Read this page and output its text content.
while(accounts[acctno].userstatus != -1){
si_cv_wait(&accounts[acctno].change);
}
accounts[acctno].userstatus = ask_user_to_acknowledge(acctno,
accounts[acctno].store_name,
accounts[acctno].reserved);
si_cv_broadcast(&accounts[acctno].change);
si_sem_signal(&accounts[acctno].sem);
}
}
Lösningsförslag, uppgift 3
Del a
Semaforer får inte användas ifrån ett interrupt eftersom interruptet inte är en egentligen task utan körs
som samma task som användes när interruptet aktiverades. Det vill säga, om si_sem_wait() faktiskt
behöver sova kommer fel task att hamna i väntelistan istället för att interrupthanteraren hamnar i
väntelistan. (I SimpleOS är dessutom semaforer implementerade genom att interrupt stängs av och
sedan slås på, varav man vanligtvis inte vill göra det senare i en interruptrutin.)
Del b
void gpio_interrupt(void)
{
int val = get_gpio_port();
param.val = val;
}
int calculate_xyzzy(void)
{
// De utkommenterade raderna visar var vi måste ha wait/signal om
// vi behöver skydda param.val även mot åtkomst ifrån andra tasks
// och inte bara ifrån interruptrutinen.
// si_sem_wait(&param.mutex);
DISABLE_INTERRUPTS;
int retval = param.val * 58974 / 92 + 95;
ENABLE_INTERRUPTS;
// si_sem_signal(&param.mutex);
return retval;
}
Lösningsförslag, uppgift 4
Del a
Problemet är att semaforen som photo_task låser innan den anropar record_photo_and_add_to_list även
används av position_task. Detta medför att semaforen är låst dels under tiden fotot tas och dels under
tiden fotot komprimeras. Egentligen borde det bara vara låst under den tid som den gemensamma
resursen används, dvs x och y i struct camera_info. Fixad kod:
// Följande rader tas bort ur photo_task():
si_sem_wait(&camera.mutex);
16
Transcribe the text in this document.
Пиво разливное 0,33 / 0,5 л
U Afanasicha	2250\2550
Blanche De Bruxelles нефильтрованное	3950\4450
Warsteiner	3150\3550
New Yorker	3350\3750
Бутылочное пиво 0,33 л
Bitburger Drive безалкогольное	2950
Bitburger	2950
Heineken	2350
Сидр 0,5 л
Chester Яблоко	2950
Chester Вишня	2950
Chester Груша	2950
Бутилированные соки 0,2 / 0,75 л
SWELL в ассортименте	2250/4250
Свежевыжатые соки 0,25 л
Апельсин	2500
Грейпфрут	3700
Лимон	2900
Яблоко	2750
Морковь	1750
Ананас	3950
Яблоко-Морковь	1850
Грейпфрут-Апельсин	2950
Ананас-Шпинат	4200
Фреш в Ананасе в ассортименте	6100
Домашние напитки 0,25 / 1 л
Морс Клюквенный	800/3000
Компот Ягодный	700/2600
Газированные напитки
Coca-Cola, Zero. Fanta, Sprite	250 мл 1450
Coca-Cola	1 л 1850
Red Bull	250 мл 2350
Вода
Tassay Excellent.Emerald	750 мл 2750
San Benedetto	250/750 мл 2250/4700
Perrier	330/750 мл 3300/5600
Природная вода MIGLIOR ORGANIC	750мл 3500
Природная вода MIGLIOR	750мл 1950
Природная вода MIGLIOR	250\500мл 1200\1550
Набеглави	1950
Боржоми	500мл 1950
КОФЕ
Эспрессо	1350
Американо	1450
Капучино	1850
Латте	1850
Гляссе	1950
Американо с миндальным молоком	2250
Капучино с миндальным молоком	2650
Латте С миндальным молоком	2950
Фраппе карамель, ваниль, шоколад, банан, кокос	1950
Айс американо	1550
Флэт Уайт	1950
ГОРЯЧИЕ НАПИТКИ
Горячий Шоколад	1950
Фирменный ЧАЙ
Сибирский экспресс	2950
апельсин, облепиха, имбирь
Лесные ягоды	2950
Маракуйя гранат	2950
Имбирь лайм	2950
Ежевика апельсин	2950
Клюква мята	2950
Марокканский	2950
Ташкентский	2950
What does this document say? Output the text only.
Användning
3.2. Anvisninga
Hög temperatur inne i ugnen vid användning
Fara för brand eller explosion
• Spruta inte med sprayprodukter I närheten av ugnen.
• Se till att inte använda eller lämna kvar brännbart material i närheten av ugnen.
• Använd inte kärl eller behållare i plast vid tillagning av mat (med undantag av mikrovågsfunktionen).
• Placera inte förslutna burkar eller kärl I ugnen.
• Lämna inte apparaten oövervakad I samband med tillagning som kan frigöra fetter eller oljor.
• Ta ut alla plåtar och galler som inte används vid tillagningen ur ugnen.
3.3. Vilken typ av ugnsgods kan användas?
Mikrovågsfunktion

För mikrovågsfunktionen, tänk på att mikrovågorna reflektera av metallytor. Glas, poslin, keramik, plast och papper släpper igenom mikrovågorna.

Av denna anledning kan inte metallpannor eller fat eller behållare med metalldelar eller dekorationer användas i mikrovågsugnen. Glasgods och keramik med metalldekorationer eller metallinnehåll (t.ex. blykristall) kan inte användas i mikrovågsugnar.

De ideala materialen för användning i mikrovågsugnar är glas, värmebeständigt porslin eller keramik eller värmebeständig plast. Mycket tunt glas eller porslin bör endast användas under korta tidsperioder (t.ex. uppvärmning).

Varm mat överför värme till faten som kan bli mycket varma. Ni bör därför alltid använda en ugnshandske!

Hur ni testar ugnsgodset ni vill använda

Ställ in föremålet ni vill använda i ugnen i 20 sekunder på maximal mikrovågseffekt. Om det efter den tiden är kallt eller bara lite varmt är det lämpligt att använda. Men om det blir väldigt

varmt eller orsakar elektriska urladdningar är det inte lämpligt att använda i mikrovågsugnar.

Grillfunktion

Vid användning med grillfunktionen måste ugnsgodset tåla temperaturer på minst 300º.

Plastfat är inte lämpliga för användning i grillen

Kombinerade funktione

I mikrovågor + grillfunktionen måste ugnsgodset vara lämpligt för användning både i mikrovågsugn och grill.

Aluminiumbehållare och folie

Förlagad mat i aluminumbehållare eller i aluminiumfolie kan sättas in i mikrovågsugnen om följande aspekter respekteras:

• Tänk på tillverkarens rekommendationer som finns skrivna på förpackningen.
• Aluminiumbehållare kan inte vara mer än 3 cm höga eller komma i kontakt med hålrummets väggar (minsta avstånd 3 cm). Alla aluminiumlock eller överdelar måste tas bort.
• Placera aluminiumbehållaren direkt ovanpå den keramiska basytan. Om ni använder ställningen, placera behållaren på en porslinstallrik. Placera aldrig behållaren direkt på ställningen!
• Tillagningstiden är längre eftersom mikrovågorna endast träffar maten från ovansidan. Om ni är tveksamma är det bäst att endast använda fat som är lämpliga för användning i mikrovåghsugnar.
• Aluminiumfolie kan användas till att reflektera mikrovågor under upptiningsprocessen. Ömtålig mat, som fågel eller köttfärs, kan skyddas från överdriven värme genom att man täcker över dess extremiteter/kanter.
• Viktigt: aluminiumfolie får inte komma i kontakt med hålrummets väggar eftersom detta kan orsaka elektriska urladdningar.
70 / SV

──────

From the data above, work out how many lines hold "Капучино". Answer with the number alone.

2